Dataset excerpts:
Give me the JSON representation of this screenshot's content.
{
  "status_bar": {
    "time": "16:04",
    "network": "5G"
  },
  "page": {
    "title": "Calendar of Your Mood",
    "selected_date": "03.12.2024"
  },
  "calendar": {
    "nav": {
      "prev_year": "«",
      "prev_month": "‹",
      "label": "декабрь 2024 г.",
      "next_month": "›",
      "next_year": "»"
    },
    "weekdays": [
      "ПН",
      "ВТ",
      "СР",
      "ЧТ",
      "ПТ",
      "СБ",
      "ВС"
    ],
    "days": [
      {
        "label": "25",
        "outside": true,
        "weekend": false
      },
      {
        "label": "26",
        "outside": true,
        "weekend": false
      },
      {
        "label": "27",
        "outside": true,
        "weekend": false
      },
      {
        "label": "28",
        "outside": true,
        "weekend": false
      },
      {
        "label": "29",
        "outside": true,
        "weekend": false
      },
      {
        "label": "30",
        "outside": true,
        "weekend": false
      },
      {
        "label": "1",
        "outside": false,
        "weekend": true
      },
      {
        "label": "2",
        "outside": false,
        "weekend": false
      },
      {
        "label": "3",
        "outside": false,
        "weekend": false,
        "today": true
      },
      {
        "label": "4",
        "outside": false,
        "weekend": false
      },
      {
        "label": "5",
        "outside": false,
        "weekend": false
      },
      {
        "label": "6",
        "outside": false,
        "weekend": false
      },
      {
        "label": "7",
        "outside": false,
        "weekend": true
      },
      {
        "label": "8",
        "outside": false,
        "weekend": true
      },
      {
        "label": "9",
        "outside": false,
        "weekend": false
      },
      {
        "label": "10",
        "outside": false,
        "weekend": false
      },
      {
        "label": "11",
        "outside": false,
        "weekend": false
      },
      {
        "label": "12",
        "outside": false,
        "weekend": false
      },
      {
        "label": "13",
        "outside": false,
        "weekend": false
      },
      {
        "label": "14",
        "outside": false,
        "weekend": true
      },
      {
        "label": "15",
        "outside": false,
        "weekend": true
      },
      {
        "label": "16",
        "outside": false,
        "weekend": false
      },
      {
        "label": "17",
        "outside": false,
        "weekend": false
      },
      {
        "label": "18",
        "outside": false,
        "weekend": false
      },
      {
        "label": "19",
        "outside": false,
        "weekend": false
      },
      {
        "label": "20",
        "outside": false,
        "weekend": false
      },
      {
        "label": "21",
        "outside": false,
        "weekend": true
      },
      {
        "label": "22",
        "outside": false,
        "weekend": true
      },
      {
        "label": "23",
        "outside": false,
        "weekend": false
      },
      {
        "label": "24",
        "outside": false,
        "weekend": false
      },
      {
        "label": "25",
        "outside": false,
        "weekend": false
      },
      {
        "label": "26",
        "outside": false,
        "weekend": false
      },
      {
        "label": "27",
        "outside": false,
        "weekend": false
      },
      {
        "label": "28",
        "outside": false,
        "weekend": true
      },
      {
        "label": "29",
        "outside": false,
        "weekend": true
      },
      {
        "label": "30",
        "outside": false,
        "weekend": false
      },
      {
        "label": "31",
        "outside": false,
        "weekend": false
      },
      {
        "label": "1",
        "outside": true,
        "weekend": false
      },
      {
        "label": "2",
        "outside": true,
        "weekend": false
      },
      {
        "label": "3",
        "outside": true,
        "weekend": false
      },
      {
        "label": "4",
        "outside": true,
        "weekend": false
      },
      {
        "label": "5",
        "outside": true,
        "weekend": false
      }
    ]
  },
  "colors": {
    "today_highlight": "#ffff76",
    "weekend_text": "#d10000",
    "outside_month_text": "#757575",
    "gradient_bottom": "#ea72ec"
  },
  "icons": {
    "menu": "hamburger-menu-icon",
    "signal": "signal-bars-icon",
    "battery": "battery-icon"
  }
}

Exercise goal =
Return every entry exactly as given.

Solved problem =
Give me the JSON representation of this screenshot's content.
{
  "status_bar": {
    "time": "16:04",
    "network": "5G"
  },
  "page": {
    "title": "Calendar of Your Mood",
    "selected_date": "03.12.2024"
  },
  "calendar": {
    "nav": {
      "prev_year": "«",
      "prev_month": "‹",
      "label": "декабрь 2024 г.",
      "next_month": "›",
      "next_year": "»"
    },
    "weekdays": [
      "ПН",
      "ВТ",
      "СР",
      "ЧТ",
      "ПТ",
      "СБ",
      "ВС"
    ],
    "days": [
      {
        "label": "25",
        "outside": true,
        "weekend": false
      },
      {
        "label": "26",
        "outside": true,
        "weekend": false
      },
      {
        "label": "27",
        "outside": true,
        "weekend": false
      },
      {
        "label": "28",
        "outside": true,
        "weekend": false
      },
      {
        "label": "29",
        "outside": true,
        "weekend": false
      },
      {
        "label": "30",
        "outside": true,
        "weekend": false
      },
      {
        "label": "1",
        "outside": false,
        "weekend": true
      },
      {
        "label": "2",
        "outside": false,
        "weekend": false
      },
      {
        "label": "3",
        "outside": false,
        "weekend": false,
        "today": true
      },
      {
        "label": "4",
        "outside": false,
        "weekend": false
      },
      {
        "label": "5",
        "outside": false,
        "weekend": false
      },
      {
        "label": "6",
        "outside": false,
        "weekend": false
      },
      {
        "label": "7",
        "outside": false,
        "weekend": true
      },
      {
        "label": "8",
        "outside": false,
        "weekend": true
      },
      {
        "label": "9",
        "outside": false,
        "weekend": false
      },
      {
        "label": "10",
        "outside": false,
        "weekend": false
      },
      {
        "label": "11",
        "outside": false,
        "weekend": false
      },
      {
        "label": "12",
        "outside": false,
        "weekend": false
      },
      {
        "label": "13",
        "outside": false,
        "weekend": false
      },
      {
        "label": "14",
        "outside": false,
        "weekend": true
      },
      {
        "label": "15",
        "outside": false,
        "weekend": true
      },
      {
        "label": "16",
        "outside": false,
        "weekend": false
      },
      {
        "label": "17",
        "outside": false,
        "weekend": false
      },
      {
        "label": "18",
        "outside": false,
        "weekend": false
      },
      {
        "label": "19",
        "outside": false,
        "weekend": false
      },
      {
        "label": "20",
        "outside": false,
        "weekend": false
      },
      {
        "label": "21",
        "outside": false,
        "weekend": true
      },
      {
        "label": "22",
        "outside": false,
        "weekend": true
      },
      {
        "label": "23",
        "outside": false,
        "weekend": false
      },
      {
        "label": "24",
        "outside": false,
        "weekend": false
      },
      {
        "label": "25",
        "outside": false,
        "weekend": false
      },
      {
        "label": "26",
        "outside": false,
        "weekend": false
      },
      {
        "label": "27",
        "outside": false,
        "weekend": false
      },
      {
        "label": "28",
        "outside": false,
        "weekend": true
      },
      {
        "label": "29",
        "outside": false,
        "weekend": true
      },
      {
        "label": "30",
        "outside": false,
        "weekend": false
      },
      {
        "label": "31",
        "outside": false,
        "weekend": false
      },
      {
        "label": "1",
        "outside": true,
        "weekend": false
      },
      {
        "label": "2",
        "outside": true,
        "weekend": false
      },
      {
        "label": "3",
        "outside": true,
        "weekend": false
      },
      {
        "label": "4",
        "outside": true,
        "weekend": false
      },
      {
        "label": "5",
        "outside": true,
        "weekend": false
      }
    ]
  },
  "colors": {
    "today_highlight": "#ffff76",
    "weekend_text": "#d10000",
    "outside_month_text": "#757575",
    "gradient_bottom": "#ea72ec"
  },
  "icons": {
    "menu": "hamburger-menu-icon",
    "signal": "signal-bars-icon",
    "battery": "battery-icon"
  }
}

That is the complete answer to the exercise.